What you have to do
Copy out each line in the material below that has the word "text".

Dataset entries
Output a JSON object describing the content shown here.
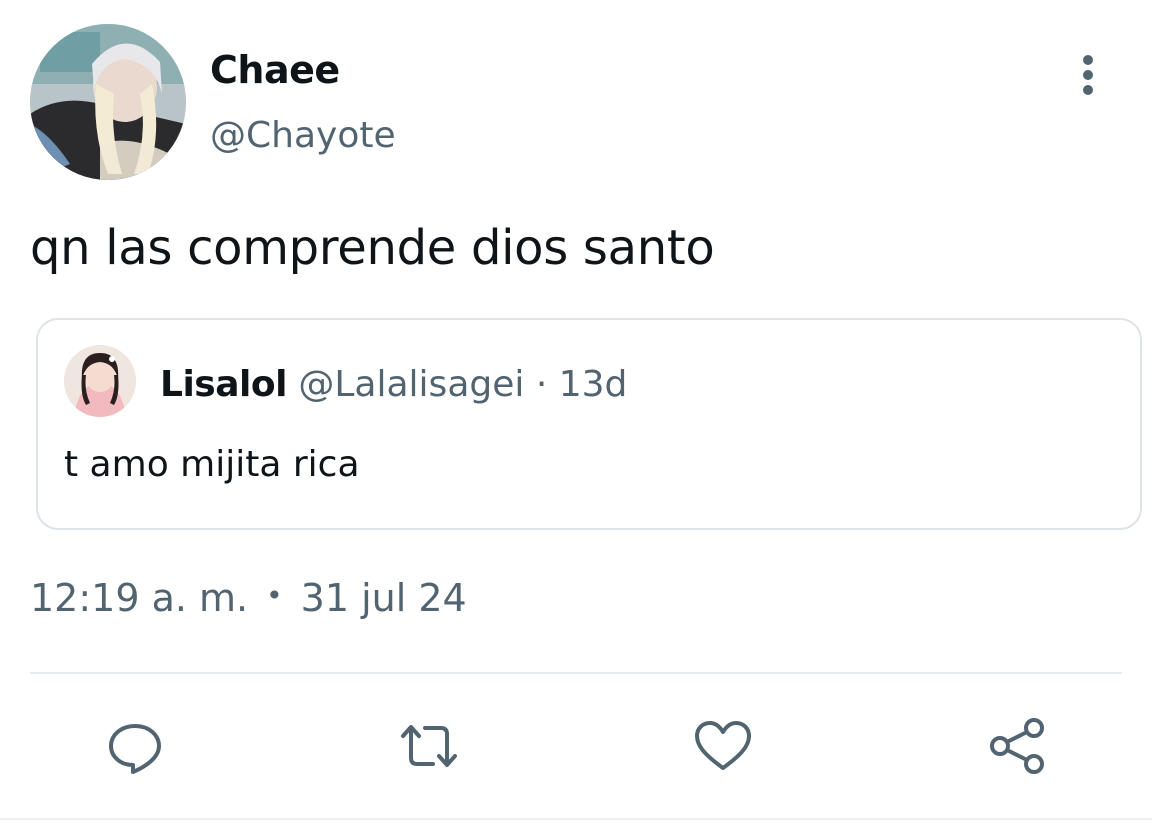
{
  "author": {
    "display_name": "Chaee",
    "handle": "@Chayote",
    "avatar_icon": "profile-photo"
  },
  "tweet": {
    "text": "qn las comprende dios santo",
    "time": "12:19 a. m.",
    "separator": "•",
    "date": "31 jul 24"
  },
  "quoted": {
    "display_name": "Lisalol",
    "handle": "@Lalalisagei",
    "separator": "·",
    "age": "13d",
    "text": "t amo mijita rica",
    "avatar_icon": "profile-photo"
  },
  "actions": [
    {
      "name": "reply",
      "icon": "comment-icon"
    },
    {
      "name": "retweet",
      "icon": "retweet-icon"
    },
    {
      "name": "like",
      "icon": "heart-icon"
    },
    {
      "name": "share",
      "icon": "share-icon"
    }
  ],
  "colors": {
    "text": "#0f1419",
    "secondary": "#536471",
    "border": "#dde3e8"
  }
}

Answer to this task
    "text": "qn las comprende dios santo",
    "text": "t amo mijita rica",
    "text": "#0f1419",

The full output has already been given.